--- Start of Dataset records ---

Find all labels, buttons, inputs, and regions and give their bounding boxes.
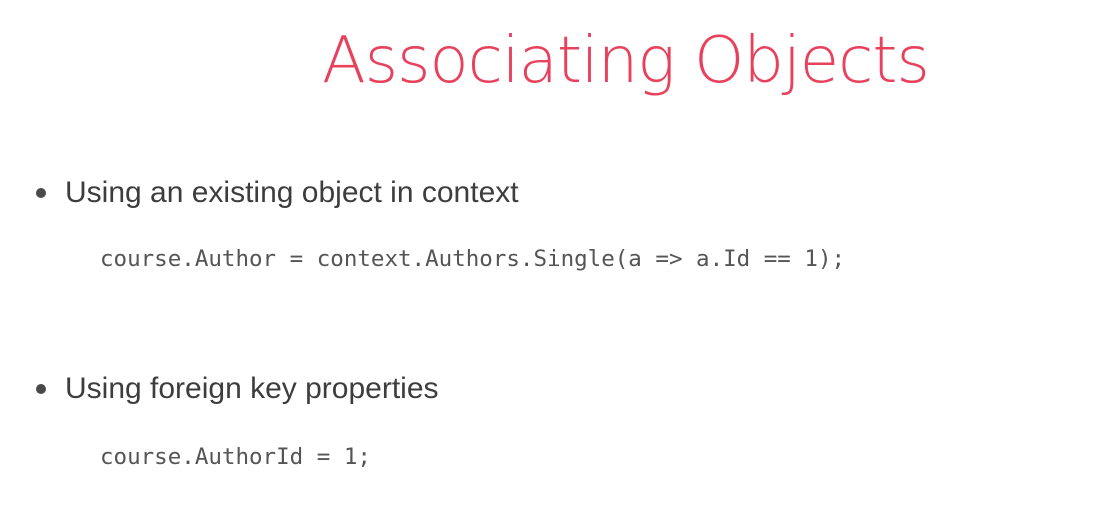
code-snippet: course.AuthorId = 1; (100, 444, 371, 470)
bullet-item: Using foreign key properties (36, 369, 439, 409)
bullet-text: Using foreign key properties (65, 372, 439, 405)
slide-title: Associating Objects (322, 24, 930, 98)
bullet-dot-icon (36, 188, 46, 198)
code-snippet: course.Author = context.Authors.Single(a… (100, 246, 846, 272)
bullet-item: Using an existing object in context (36, 173, 519, 213)
bullet-text: Using an existing object in context (65, 176, 519, 209)
bullet-dot-icon (36, 384, 46, 394)
slide: Associating Objects Using an existing ob… (0, 0, 1114, 511)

--- End of Dataset records ---

▸ **Objective**
Rewrite all of the data above with "foreign key properties" swapped for "navigation properties" and everything else kept the same. Leave the pictures out of your answer.

▸ **Answer for the task**
Find all labels, buttons, inputs, and regions and give their bounding boxes.
code-snippet: course.AuthorId = 1; (100, 444, 371, 470)
bullet-item: Using navigation properties (36, 369, 439, 409)
bullet-text: Using navigation properties (65, 372, 439, 405)
slide-title: Associating Objects (322, 24, 930, 98)
bullet-dot-icon (36, 188, 46, 198)
code-snippet: course.Author = context.Authors.Single(a… (100, 246, 846, 272)
bullet-item: Using an existing object in context (36, 173, 519, 213)
bullet-text: Using an existing object in context (65, 176, 519, 209)
bullet-dot-icon (36, 384, 46, 394)
slide: Associating Objects Using an existing ob… (0, 0, 1114, 511)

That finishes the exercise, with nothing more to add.